--- start SUPPLIED DATA ---

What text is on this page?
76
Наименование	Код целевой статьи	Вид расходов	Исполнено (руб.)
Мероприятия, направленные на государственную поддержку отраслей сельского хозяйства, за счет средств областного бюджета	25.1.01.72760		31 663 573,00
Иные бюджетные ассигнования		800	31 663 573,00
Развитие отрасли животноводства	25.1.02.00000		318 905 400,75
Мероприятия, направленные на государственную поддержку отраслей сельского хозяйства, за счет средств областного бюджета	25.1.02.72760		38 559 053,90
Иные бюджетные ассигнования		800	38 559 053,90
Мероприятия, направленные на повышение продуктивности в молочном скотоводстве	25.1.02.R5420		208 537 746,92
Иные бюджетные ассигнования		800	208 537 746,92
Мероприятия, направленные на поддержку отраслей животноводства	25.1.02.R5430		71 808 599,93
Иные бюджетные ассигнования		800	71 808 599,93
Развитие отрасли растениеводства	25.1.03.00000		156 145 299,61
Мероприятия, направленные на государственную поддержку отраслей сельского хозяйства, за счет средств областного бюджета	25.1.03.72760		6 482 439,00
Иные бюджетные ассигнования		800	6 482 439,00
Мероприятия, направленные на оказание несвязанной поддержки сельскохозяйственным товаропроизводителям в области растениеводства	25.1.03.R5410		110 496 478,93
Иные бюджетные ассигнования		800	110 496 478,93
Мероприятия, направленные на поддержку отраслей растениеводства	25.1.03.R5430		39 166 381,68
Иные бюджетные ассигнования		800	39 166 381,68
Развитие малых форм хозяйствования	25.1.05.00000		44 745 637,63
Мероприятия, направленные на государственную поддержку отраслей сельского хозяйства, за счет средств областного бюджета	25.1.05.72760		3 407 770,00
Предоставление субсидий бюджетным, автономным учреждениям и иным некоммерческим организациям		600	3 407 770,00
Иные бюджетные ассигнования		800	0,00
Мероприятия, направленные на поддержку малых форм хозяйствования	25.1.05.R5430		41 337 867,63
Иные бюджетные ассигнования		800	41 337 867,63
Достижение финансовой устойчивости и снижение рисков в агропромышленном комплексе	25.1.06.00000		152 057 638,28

--- end SUPPLIED DATA ---

▸ TO BE DONE
Write out every line of the listing that holds the word "животноводства".

▸ THE REPLY
Развитие отрасли животноводства	25.1.02.00000		318 905 400,75
Мероприятия, направленные на поддержку отраслей животноводства	25.1.02.R5430		71 808 599,93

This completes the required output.